**EXERCISE MATERIAL:**
———
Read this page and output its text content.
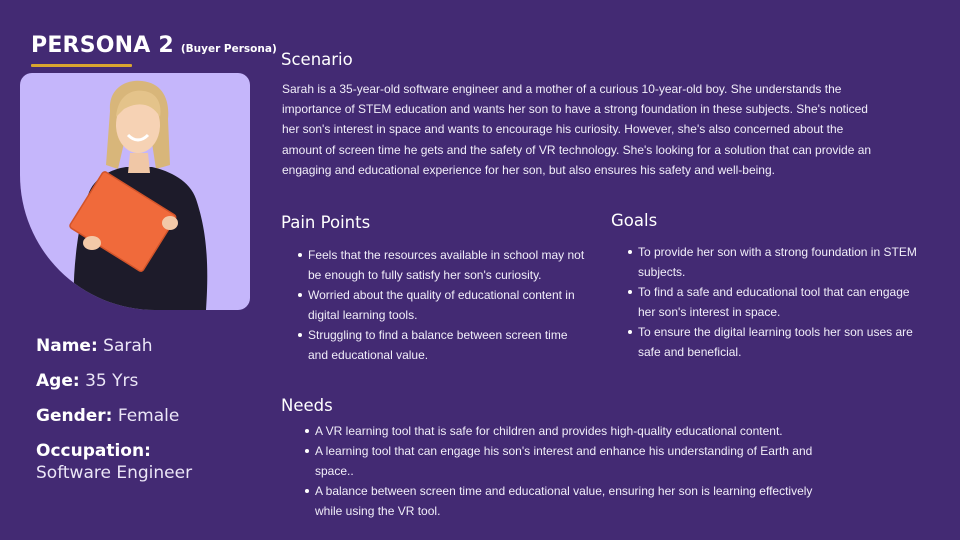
PERSONA 2 (Buyer Persona)
Name: Sarah
Age: 35 Yrs
Gender: Female
Occupation:
Software Engineer
Scenario

Sarah is a 35-year-old software engineer and a mother of a curious 10-year-old boy. She understands the importance of STEM education and wants her son to have a strong foundation in these subjects. She's noticed her son's interest in space and wants to encourage his curiosity. However, she's also concerned about the amount of screen time he gets and the safety of VR technology. She's looking for a solution that can provide an engaging and educational experience for her son, but also ensures his safety and well-being.

Pain Points
Feels that the resources available in school may not be enough to fully satisfy her son's curiosity.
Worried about the quality of educational content in digital learning tools.
Struggling to find a balance between screen time and educational value.
Goals
To provide her son with a strong foundation in STEM subjects.
To find a safe and educational tool that can engage her son's interest in space.
To ensure the digital learning tools her son uses are safe and beneficial.
Needs
A VR learning tool that is safe for children and provides high-quality educational content.
A learning tool that can engage his son's interest and enhance his understanding of Earth and space..
A balance between screen time and educational value, ensuring her son is learning effectively while using the VR tool.
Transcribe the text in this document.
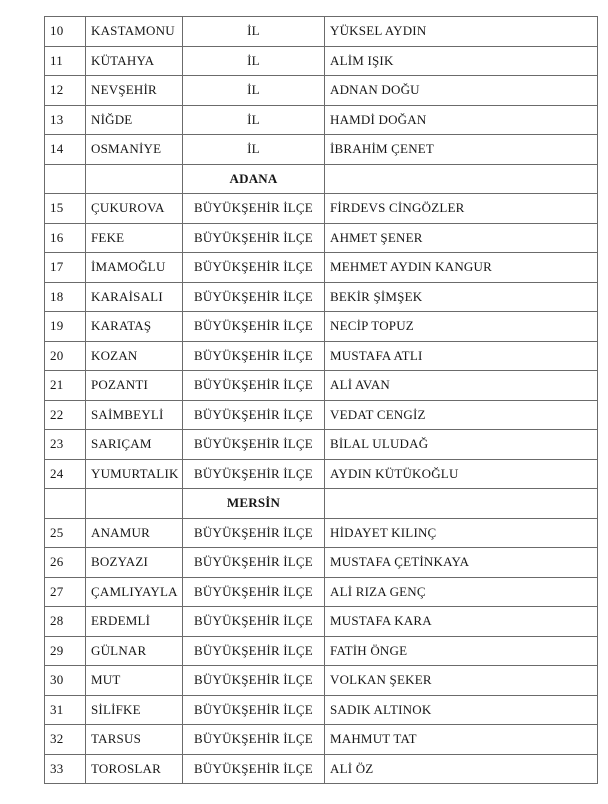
10	KASTAMONU	İL	YÜKSEL AYDIN
11	KÜTAHYA	İL	ALİM IŞIK
12	NEVŞEHİR	İL	ADNAN DOĞU
13	NİĞDE	İL	HAMDİ DOĞAN
14	OSMANİYE	İL	İBRAHİM ÇENET
		ADANA	
15	ÇUKUROVA	BÜYÜKŞEHİR İLÇE	FİRDEVS CİNGÖZLER
16	FEKE	BÜYÜKŞEHİR İLÇE	AHMET ŞENER
17	İMAMOĞLU	BÜYÜKŞEHİR İLÇE	MEHMET AYDIN KANGUR
18	KARAİSALI	BÜYÜKŞEHİR İLÇE	BEKİR ŞİMŞEK
19	KARATAŞ	BÜYÜKŞEHİR İLÇE	NECİP TOPUZ
20	KOZAN	BÜYÜKŞEHİR İLÇE	MUSTAFA ATLI
21	POZANTI	BÜYÜKŞEHİR İLÇE	ALİ AVAN
22	SAİMBEYLİ	BÜYÜKŞEHİR İLÇE	VEDAT CENGİZ
23	SARIÇAM	BÜYÜKŞEHİR İLÇE	BİLAL ULUDAĞ
24	YUMURTALIK	BÜYÜKŞEHİR İLÇE	AYDIN KÜTÜKOĞLU
		MERSİN	
25	ANAMUR	BÜYÜKŞEHİR İLÇE	HİDAYET KILINÇ
26	BOZYAZI	BÜYÜKŞEHİR İLÇE	MUSTAFA ÇETİNKAYA
27	ÇAMLIYAYLA	BÜYÜKŞEHİR İLÇE	ALİ RIZA GENÇ
28	ERDEMLİ	BÜYÜKŞEHİR İLÇE	MUSTAFA KARA
29	GÜLNAR	BÜYÜKŞEHİR İLÇE	FATİH ÖNGE
30	MUT	BÜYÜKŞEHİR İLÇE	VOLKAN ŞEKER
31	SİLİFKE	BÜYÜKŞEHİR İLÇE	SADIK ALTINOK
32	TARSUS	BÜYÜKŞEHİR İLÇE	MAHMUT TAT
33	TOROSLAR	BÜYÜKŞEHİR İLÇE	ALİ ÖZ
———
**GIVEN PROBLEM:** Repeat the records above exactly, omitting every picture.

**SOLUTION:**
Read this page and output its text content.
PERSONA 2 (Buyer Persona)
Name: Sarah
Age: 35 Yrs
Gender: Female
Occupation:
Software Engineer
Scenario

Sarah is a 35-year-old software engineer and a mother of a curious 10-year-old boy. She understands the importance of STEM education and wants her son to have a strong foundation in these subjects. She's noticed her son's interest in space and wants to encourage his curiosity. However, she's also concerned about the amount of screen time he gets and the safety of VR technology. She's looking for a solution that can provide an engaging and educational experience for her son, but also ensures his safety and well-being.

Pain Points
Feels that the resources available in school may not be enough to fully satisfy her son's curiosity.
Worried about the quality of educational content in digital learning tools.
Struggling to find a balance between screen time and educational value.
Goals
To provide her son with a strong foundation in STEM subjects.
To find a safe and educational tool that can engage her son's interest in space.
To ensure the digital learning tools her son uses are safe and beneficial.
Needs
A VR learning tool that is safe for children and provides high-quality educational content.
A learning tool that can engage his son's interest and enhance his understanding of Earth and space..
A balance between screen time and educational value, ensuring her son is learning effectively while using the VR tool.
Transcribe the text in this document.
10	KASTAMONU	İL	YÜKSEL AYDIN
11	KÜTAHYA	İL	ALİM IŞIK
12	NEVŞEHİR	İL	ADNAN DOĞU
13	NİĞDE	İL	HAMDİ DOĞAN
14	OSMANİYE	İL	İBRAHİM ÇENET
		ADANA	
15	ÇUKUROVA	BÜYÜKŞEHİR İLÇE	FİRDEVS CİNGÖZLER
16	FEKE	BÜYÜKŞEHİR İLÇE	AHMET ŞENER
17	İMAMOĞLU	BÜYÜKŞEHİR İLÇE	MEHMET AYDIN KANGUR
18	KARAİSALI	BÜYÜKŞEHİR İLÇE	BEKİR ŞİMŞEK
19	KARATAŞ	BÜYÜKŞEHİR İLÇE	NECİP TOPUZ
20	KOZAN	BÜYÜKŞEHİR İLÇE	MUSTAFA ATLI
21	POZANTI	BÜYÜKŞEHİR İLÇE	ALİ AVAN
22	SAİMBEYLİ	BÜYÜKŞEHİR İLÇE	VEDAT CENGİZ
23	SARIÇAM	BÜYÜKŞEHİR İLÇE	BİLAL ULUDAĞ
24	YUMURTALIK	BÜYÜKŞEHİR İLÇE	AYDIN KÜTÜKOĞLU
		MERSİN	
25	ANAMUR	BÜYÜKŞEHİR İLÇE	HİDAYET KILINÇ
26	BOZYAZI	BÜYÜKŞEHİR İLÇE	MUSTAFA ÇETİNKAYA
27	ÇAMLIYAYLA	BÜYÜKŞEHİR İLÇE	ALİ RIZA GENÇ
28	ERDEMLİ	BÜYÜKŞEHİR İLÇE	MUSTAFA KARA
29	GÜLNAR	BÜYÜKŞEHİR İLÇE	FATİH ÖNGE
30	MUT	BÜYÜKŞEHİR İLÇE	VOLKAN ŞEKER
31	SİLİFKE	BÜYÜKŞEHİR İLÇE	SADIK ALTINOK
32	TARSUS	BÜYÜKŞEHİR İLÇE	MAHMUT TAT
33	TOROSLAR	BÜYÜKŞEHİR İLÇE	ALİ ÖZ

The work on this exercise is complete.